## Written problem:
Go through the entries one line at a time, and gather every line that has the word "Ford".
START Data provided
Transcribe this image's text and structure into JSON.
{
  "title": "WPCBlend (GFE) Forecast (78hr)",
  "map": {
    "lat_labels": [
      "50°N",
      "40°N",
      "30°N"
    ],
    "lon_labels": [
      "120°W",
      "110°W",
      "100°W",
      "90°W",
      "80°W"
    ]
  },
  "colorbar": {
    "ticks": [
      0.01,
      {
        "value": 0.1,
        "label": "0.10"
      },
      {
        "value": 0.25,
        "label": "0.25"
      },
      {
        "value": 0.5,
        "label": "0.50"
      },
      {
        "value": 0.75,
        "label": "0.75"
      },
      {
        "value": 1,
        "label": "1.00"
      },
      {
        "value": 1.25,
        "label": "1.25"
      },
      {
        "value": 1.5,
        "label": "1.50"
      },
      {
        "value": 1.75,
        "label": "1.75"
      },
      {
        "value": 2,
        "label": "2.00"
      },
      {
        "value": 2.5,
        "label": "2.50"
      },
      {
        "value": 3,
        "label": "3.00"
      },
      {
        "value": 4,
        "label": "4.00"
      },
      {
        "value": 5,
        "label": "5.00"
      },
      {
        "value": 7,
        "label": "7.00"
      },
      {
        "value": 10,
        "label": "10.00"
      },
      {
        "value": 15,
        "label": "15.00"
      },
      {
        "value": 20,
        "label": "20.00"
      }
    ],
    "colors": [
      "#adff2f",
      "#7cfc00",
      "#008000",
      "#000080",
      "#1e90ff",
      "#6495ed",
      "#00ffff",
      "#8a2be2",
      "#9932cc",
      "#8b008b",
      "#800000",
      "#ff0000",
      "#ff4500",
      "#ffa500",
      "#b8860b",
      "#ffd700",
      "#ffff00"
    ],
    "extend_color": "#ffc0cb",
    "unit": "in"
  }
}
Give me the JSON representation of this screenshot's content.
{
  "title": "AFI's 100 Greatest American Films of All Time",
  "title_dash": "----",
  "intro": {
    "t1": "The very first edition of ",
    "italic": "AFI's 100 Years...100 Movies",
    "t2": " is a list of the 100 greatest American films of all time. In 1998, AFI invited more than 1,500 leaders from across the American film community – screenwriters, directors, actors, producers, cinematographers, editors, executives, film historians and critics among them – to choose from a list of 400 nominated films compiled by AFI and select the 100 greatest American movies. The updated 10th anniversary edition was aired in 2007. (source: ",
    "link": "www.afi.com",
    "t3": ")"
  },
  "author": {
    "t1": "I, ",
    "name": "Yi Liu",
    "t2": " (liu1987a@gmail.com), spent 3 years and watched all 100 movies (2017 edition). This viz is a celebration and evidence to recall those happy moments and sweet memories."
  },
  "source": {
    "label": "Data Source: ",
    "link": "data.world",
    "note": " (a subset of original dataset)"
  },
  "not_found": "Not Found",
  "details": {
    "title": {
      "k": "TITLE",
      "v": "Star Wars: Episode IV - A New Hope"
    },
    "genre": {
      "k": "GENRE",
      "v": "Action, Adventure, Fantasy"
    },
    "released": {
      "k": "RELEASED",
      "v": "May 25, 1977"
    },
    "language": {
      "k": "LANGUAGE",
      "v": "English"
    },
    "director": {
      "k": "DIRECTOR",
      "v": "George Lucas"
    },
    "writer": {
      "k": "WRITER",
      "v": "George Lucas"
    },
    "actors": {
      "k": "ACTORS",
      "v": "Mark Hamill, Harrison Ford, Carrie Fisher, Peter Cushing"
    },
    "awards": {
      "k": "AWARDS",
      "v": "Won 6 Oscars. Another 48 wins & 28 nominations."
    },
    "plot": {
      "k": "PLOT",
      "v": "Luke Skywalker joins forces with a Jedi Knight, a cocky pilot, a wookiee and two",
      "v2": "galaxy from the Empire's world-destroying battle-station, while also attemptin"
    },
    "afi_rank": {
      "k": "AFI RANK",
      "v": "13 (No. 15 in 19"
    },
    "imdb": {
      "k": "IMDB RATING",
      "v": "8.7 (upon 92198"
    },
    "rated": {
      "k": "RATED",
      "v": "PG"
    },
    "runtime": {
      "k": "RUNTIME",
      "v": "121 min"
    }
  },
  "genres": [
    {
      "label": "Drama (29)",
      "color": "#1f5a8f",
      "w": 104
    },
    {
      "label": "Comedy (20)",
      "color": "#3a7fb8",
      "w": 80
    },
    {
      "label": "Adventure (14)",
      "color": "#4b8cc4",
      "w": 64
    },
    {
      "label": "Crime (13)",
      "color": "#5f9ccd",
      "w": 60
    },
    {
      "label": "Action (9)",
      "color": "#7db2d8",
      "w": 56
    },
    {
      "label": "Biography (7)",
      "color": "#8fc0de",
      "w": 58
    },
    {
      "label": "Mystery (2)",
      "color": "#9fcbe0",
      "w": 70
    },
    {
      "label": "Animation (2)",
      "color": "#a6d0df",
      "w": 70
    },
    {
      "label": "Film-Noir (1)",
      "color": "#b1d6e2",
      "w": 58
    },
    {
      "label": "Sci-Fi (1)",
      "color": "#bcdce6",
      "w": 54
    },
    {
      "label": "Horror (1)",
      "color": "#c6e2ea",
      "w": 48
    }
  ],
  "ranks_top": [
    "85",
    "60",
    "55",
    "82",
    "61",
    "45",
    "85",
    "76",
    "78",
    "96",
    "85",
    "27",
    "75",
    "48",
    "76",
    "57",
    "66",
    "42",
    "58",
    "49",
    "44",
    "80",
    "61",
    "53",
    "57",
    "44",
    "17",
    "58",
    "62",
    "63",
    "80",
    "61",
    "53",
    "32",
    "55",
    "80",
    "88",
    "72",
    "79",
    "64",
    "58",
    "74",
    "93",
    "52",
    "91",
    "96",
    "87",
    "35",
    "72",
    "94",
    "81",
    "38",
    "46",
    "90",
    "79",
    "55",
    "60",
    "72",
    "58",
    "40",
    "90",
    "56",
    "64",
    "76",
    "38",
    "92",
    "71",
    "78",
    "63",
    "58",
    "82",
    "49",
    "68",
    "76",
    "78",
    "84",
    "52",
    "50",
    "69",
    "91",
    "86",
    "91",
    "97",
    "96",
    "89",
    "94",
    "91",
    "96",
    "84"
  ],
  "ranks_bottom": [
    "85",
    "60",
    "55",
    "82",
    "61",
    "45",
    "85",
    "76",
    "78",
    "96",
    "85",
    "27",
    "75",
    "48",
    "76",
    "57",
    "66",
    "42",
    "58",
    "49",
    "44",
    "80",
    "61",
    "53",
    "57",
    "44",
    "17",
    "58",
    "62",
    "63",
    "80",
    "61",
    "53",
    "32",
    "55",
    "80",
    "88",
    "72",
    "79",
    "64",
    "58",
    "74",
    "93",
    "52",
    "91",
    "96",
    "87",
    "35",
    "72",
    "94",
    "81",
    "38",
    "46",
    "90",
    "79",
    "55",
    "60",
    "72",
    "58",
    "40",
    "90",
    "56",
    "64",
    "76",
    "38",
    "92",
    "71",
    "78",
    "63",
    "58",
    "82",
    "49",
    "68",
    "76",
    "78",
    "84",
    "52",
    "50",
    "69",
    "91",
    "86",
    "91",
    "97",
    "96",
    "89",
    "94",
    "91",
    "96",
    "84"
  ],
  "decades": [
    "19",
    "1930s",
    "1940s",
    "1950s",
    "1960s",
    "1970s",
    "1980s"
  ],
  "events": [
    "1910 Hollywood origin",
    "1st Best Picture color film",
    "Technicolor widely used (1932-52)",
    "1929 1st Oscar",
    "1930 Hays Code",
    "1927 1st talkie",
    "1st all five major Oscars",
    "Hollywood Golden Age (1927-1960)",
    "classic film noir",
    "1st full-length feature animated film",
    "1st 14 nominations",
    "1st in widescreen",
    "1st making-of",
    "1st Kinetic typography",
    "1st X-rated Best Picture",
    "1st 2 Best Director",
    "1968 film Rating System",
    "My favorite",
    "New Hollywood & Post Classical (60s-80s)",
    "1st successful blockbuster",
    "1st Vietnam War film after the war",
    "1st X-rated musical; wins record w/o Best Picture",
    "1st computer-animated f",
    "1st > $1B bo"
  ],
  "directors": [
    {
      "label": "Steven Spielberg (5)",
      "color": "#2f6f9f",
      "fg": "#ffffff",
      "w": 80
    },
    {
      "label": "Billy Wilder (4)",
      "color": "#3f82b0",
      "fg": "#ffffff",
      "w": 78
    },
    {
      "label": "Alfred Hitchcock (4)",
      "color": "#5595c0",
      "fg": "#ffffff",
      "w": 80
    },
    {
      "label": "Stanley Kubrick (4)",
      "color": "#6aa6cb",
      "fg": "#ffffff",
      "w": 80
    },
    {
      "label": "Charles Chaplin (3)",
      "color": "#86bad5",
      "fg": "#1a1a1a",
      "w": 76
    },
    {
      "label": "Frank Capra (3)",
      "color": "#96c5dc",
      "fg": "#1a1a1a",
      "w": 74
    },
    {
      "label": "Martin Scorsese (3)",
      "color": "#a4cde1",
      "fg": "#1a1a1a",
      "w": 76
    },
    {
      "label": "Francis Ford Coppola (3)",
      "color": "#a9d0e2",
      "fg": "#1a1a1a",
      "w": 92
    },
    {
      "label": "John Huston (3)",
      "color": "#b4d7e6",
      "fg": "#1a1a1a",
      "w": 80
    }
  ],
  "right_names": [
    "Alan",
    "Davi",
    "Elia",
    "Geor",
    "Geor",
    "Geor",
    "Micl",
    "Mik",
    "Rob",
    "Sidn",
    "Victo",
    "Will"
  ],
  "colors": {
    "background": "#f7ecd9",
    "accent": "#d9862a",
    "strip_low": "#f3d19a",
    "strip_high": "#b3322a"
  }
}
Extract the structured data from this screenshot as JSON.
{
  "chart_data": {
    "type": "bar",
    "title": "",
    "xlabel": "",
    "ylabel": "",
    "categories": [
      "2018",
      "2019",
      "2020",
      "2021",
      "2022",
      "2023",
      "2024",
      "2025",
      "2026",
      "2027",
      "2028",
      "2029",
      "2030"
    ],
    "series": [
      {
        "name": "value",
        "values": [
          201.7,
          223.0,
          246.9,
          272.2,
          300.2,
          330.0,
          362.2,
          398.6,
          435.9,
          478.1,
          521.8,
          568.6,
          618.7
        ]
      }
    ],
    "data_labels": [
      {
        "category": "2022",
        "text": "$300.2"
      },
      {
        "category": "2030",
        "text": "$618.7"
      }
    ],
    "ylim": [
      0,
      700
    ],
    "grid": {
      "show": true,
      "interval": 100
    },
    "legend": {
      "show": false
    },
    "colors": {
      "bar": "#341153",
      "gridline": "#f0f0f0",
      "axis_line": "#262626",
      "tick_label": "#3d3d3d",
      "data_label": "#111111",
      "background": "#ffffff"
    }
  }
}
END Data provided
## Task solution:
      "v": "Mark Hamill, Harrison Ford, Carrie Fisher, Peter Cushing"
      "label": "Francis Ford Coppola (3)",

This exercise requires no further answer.